WHAT TO DO:
1 > Repeat the passage on fascism word for word, from "And while I’m" up to and including "up and metastasize.".
2 > Write what comes next in the commentary on fascism and the economy, picking up right after its final sentence.

PAGE:
■ ■ ■
As Goldberg pointed out in his book, fascism was considered glamorous, Progressive, and modern, and a close cousin of Communism, just without the latter’s fetish for state ownership of the means of production. These ideas—and the emotions upon which they’re based—have deep roots in human nature. But I repeat myself:

As I’ve mentioned before, fascism is a hypertrophied version of some very deep human desires. Its endpoint is not swastikas and concentration camps, but that hardly makes irrelevant the fact that it‘s always—deliberately—taken away freedom and economic opportunity in the name of letting the Smart People, the Great & the Good, run things in a beneficent Third Way, unopposed by the messy multitude of interests that compete in an free, open, democratic system.

And while I’m there:

…interested readers should look at Chapter 8 of Liberal Fascism to look at what Goldberg (a Friend of the Gormogons) calls “Liberal Fascist Economics” and consider the direction of where we’re going and where we’ve been before under the New Deal and War Socialism, not to mention where Europe ended up under Mussolini and Hitler (or arguably, though he doesn’t mention it, Lenin’s NEP). Goldberg argued that our economic system was already fascist-influenced in important respects, and—although he hasn’t written on the topic—I suspect he’d say that the “bailout” is a massive dose of ’roids which will make those fascist elements bulk up and metastasize.

Not to mention the bankers’ and auto executives’ truckling and kowtowing to Congresses’ crackpot mandates is, moreover, classic behavior under fascism: big businesses seeking to protect themselves from competition or failure by giving the state control and sometimes ownership.
■ ■ ■
PROVIDED DATA:
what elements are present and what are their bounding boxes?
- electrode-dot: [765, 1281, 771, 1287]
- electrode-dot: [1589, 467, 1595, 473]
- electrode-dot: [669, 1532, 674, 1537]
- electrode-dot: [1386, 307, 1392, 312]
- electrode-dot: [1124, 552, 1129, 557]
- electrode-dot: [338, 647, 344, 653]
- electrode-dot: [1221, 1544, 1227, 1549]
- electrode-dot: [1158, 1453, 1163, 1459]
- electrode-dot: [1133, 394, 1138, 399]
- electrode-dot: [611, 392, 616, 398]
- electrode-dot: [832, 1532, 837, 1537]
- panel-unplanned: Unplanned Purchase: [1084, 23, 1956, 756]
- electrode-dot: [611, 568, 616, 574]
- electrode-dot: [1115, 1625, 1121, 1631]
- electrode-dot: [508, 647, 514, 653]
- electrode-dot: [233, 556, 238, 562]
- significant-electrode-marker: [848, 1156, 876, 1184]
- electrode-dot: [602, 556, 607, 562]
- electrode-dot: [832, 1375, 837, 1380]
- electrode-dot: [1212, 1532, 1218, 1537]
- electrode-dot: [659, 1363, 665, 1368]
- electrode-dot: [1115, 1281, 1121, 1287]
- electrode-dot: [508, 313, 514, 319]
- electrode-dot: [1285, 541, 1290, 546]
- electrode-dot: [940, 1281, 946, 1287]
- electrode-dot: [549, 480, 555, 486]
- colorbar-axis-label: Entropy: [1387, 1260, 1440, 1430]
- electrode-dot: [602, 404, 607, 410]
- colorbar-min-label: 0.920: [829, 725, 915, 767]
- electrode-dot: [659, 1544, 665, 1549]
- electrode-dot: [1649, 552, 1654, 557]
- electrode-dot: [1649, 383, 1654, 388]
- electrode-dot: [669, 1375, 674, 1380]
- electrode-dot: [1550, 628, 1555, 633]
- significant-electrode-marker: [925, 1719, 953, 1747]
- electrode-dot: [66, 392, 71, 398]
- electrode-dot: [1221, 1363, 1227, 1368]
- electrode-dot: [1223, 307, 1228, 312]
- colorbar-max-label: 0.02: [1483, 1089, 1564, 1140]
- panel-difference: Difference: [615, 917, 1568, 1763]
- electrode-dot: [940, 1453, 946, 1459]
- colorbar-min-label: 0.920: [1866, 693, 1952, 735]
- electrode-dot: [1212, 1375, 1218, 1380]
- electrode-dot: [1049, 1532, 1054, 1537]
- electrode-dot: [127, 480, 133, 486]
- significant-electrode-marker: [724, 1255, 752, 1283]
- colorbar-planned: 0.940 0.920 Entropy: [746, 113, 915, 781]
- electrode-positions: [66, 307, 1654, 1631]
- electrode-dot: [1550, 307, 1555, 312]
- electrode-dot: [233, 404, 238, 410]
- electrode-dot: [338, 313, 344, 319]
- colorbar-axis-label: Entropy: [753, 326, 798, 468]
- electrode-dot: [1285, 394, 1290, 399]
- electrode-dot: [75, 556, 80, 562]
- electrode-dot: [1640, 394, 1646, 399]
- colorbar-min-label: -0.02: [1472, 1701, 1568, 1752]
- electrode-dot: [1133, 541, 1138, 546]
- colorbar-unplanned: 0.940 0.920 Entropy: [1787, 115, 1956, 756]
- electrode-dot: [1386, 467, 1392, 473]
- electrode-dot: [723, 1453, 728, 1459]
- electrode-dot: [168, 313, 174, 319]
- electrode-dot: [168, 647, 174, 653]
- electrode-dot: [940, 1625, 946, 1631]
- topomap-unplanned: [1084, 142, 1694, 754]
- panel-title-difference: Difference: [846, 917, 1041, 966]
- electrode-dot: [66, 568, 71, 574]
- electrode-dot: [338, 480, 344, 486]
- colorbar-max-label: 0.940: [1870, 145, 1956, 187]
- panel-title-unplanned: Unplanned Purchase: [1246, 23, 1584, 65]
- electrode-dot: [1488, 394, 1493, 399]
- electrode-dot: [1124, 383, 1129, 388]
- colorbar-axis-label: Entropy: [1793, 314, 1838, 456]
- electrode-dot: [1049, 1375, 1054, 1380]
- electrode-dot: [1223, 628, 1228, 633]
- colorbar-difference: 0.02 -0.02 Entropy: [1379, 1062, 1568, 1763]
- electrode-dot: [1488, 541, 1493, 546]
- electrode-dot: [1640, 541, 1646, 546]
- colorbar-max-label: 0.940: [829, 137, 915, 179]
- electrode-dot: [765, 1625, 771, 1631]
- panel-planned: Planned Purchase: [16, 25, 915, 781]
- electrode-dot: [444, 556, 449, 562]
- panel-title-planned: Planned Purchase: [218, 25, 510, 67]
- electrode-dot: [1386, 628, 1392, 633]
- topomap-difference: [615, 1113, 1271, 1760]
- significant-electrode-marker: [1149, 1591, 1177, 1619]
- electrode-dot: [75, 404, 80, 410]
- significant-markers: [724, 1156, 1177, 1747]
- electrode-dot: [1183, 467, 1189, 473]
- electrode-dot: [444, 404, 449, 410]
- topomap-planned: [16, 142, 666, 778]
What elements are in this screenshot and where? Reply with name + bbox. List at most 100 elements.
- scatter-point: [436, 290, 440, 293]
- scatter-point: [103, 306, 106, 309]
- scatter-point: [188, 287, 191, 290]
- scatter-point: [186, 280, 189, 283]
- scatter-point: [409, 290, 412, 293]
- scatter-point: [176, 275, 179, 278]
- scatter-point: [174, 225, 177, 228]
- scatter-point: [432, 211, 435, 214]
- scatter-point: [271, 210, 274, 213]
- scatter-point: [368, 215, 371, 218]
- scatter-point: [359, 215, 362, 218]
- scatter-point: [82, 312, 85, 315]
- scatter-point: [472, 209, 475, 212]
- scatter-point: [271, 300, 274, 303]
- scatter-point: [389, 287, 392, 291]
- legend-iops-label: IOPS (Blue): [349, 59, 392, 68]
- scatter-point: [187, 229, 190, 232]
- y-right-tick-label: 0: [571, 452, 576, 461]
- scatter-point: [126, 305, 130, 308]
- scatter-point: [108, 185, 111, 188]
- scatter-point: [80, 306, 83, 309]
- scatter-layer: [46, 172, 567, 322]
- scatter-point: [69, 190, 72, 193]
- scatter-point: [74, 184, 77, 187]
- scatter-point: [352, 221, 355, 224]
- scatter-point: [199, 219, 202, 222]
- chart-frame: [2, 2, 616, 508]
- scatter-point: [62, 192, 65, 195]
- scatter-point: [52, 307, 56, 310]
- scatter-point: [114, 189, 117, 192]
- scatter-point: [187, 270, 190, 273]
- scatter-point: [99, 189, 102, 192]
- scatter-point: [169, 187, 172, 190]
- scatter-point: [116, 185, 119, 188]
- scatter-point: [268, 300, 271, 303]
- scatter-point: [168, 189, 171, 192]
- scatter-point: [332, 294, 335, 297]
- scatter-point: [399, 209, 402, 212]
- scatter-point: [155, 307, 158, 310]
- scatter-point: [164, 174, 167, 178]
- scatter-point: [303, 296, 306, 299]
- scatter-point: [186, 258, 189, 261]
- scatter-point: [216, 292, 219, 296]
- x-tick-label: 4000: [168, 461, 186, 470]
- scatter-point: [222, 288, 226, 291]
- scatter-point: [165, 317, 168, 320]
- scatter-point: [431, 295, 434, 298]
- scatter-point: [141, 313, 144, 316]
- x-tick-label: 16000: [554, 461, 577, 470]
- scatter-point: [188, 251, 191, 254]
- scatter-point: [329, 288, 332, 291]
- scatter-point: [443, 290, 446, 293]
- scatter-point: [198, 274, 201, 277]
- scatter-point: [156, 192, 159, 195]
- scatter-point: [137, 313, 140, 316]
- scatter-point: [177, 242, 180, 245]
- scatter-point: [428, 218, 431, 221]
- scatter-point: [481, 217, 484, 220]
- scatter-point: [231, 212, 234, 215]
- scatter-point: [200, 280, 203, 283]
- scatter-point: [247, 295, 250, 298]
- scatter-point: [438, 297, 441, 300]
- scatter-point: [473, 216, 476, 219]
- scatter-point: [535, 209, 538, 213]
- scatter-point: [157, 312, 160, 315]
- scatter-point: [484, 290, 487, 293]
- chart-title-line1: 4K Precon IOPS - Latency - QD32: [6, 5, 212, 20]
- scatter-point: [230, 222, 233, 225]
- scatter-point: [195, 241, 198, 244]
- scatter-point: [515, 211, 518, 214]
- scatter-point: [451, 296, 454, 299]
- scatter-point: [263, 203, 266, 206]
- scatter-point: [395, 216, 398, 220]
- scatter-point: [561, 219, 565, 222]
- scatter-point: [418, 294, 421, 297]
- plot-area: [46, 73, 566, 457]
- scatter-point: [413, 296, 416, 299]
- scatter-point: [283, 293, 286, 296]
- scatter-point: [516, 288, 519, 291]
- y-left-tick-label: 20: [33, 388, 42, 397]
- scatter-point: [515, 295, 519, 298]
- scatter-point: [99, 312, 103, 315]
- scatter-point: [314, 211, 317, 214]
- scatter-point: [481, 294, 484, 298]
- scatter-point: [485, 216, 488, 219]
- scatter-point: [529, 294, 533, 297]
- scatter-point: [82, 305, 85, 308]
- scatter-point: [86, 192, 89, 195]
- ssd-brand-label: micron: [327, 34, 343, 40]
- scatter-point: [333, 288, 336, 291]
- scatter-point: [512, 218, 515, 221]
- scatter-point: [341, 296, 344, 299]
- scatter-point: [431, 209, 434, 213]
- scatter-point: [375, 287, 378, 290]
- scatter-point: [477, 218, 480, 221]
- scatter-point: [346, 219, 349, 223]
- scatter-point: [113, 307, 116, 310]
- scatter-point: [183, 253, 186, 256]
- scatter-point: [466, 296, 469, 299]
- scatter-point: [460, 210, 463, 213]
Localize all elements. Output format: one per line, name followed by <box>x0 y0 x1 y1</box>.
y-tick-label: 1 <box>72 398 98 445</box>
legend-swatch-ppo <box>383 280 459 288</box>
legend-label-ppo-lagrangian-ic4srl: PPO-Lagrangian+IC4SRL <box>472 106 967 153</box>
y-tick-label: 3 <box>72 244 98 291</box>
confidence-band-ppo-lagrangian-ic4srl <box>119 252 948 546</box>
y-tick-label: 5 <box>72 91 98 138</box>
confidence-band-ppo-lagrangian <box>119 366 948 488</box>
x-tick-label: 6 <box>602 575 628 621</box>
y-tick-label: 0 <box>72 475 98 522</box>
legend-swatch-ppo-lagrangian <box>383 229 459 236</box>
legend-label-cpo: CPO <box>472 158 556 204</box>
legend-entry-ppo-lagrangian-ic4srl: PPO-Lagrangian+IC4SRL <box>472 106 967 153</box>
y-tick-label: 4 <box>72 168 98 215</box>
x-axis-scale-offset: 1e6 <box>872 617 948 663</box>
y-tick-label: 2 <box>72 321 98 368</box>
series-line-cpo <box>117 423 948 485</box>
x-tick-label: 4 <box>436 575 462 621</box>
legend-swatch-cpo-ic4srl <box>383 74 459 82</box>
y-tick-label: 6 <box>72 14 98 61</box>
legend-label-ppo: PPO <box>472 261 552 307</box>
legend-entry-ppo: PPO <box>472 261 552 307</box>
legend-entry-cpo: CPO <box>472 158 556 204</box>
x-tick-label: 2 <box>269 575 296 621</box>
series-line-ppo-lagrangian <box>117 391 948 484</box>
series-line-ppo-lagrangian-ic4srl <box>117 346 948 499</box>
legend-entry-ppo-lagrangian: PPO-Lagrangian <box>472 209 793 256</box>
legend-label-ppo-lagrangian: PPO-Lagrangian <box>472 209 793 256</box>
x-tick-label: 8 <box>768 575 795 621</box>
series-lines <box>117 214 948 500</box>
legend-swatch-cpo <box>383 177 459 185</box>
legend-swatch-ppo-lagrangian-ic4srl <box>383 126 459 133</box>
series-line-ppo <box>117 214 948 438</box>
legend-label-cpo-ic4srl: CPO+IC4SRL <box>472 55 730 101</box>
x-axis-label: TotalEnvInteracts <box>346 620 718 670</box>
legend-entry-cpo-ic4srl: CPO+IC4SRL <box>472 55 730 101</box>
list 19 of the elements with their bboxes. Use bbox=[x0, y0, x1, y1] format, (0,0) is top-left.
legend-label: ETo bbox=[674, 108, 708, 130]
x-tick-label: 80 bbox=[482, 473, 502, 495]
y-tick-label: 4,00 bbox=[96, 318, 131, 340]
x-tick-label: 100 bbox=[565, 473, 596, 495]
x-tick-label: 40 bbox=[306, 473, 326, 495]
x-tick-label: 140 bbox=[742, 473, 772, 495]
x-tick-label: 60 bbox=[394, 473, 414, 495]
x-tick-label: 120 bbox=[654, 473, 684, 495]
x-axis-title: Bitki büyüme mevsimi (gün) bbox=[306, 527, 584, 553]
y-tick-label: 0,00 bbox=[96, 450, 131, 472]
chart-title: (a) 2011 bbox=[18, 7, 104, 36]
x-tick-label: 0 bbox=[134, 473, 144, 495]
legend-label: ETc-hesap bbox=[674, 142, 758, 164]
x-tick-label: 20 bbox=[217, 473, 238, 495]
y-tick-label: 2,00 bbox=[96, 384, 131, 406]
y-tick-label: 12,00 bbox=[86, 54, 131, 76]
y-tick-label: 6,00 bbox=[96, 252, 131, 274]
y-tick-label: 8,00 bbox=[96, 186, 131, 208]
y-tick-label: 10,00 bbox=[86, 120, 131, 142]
■ ■ ■
SOLVED PROBLEMS:
1 >
And while I’m there:

…interested readers should look at Chapter 8 of Liberal Fascism to look at what Goldberg (a Friend of the Gormogons) calls “Liberal Fascist Economics” and consider the direction of where we’re going and where we’ve been before under the New Deal and War Socialism, not to mention where Europe ended up under Mussolini and Hitler (or arguably, though he doesn’t mention it, Lenin’s NEP). Goldberg argued that our economic system was already fascist-influenced in important respects, and—although he hasn’t written on the topic—I suspect he’d say that the “bailout” is a massive dose of ’roids which will make those fascist elements bulk up and metastasize.

2 >
So why would Tomasky go out of his way to make the off-handed (perhaps reflexive) point that Hitler’s economic program was “right wing?” Tomasky believes liberals possess a magical je ne sais quoi that allows them to never participate in any coercive governmental action:

But where that collective urge crosses the line into coercion, well, that is where liberals–I mean liberals who know something about liberalism–get off the train, and do their noncoercive best to derail it.

Like Wilson’s imposition of segregation in the federal government, ministry of propaganda, attempted militarization of society, Sedition Act banning criticism of the government or military, imposing draconian censorship, founding his own Stasi informer-police in the APL, loosing the Palmer Raids, encouraging persecution of German- and other hyphenate Americans, and imprisonment of between 100,000 and 200,000 Americans on political grounds. Like when FDR set up the NRA to set prices, tried to pack the Supreme Court, used the American Legion as Wilson used the APL, unleashed brutal strike-breaking, and locked up a 100,000 Japanese- and a few thousand Italian- and German- Americans. Like when Harry Truman attempted to introduce compulsory health insurance and seized the steel industry.

That’s why good liberals shifted their votes to Coolidge, Dewey, and Ike, and excoriate Wilson, FDR, and Truman to this day, having read them out of respectable discourse. They haven’t? Ah yes. As Goldberg put it bluntly in his reply to Tomasky:

History is full not only of examples of liberals failing to derail the locomotive’s rush to coercion, but of liberals actually shoveling as much coal into the engine’s furnace as possible.

Given his premise of inherent liberal goodness, when Tomasky, perhaps without thinking, tosses off the hoary Hitler-as-right-wing trope, it seems to follow that: the Nazis were evil and therefore of necessity “right-wing.” Ironically, Tomasky appears to advance Goldberg’s proposition that liberalism contains within itself the seeds of a political religion. From here it smells gnostic and dualistic. Be sure to correctly chant its lodestar and mantra: The good is the left and the left is the good.